- _REQUIREMENT_
Type out the data exactly as given. Skip any image.

[Records]
########################################

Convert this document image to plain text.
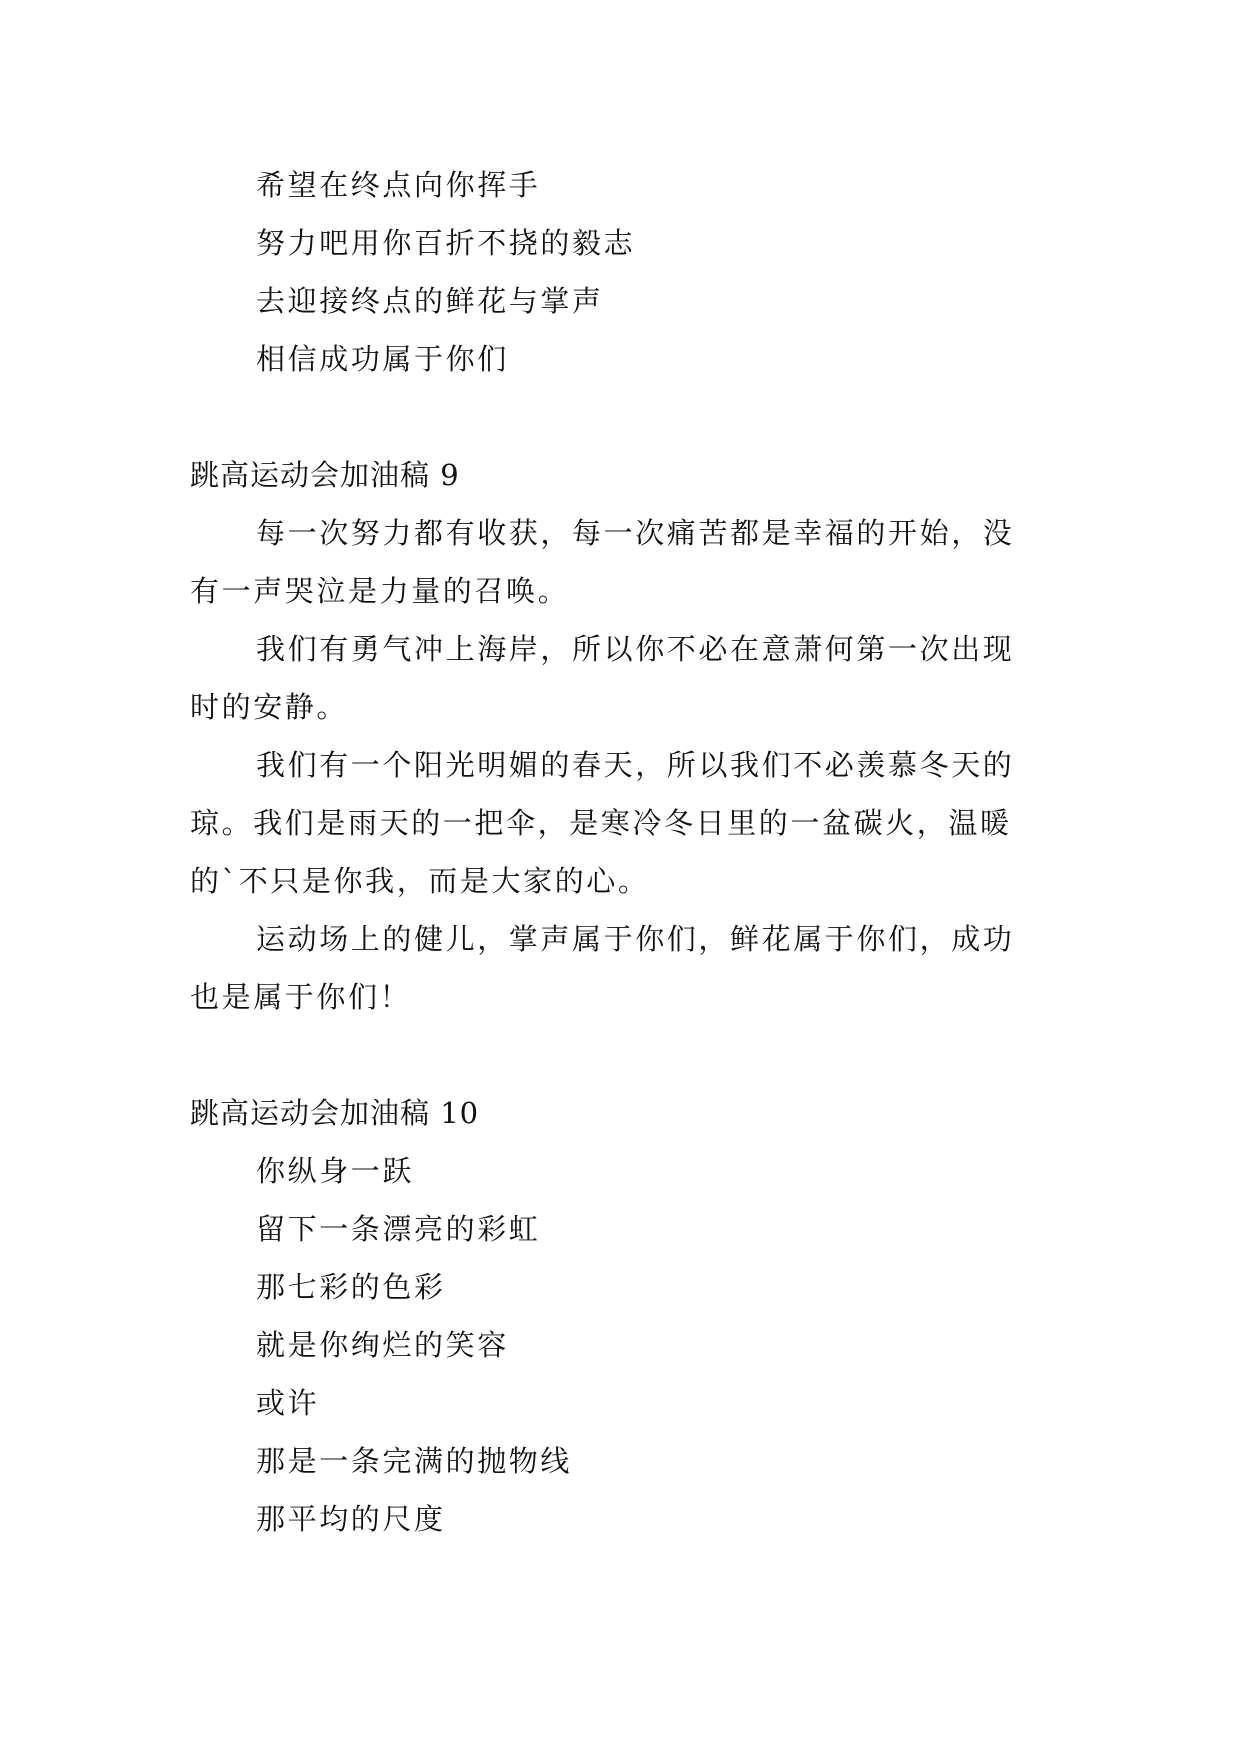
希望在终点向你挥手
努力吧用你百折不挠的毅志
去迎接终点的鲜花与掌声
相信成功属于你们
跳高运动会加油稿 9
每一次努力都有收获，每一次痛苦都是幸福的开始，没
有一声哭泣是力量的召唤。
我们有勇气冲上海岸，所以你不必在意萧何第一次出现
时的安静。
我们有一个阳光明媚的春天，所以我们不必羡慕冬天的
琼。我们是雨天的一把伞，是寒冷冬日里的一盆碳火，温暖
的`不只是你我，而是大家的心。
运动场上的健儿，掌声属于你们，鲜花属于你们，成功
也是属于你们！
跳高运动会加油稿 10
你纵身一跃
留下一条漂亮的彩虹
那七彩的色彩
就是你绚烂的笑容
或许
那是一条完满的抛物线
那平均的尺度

########################################

- _TASK OUTPUT_
Convert this document image to plain text.
希望在终点向你挥手
努力吧用你百折不挠的毅志
去迎接终点的鲜花与掌声
相信成功属于你们
跳高运动会加油稿 9
每一次努力都有收获，每一次痛苦都是幸福的开始，没
有一声哭泣是力量的召唤。
我们有勇气冲上海岸，所以你不必在意萧何第一次出现
时的安静。
我们有一个阳光明媚的春天，所以我们不必羡慕冬天的
琼。我们是雨天的一把伞，是寒冷冬日里的一盆碳火，温暖
的`不只是你我，而是大家的心。
运动场上的健儿，掌声属于你们，鲜花属于你们，成功
也是属于你们！
跳高运动会加油稿 10
你纵身一跃
留下一条漂亮的彩虹
那七彩的色彩
就是你绚烂的笑容
或许
那是一条完满的抛物线
那平均的尺度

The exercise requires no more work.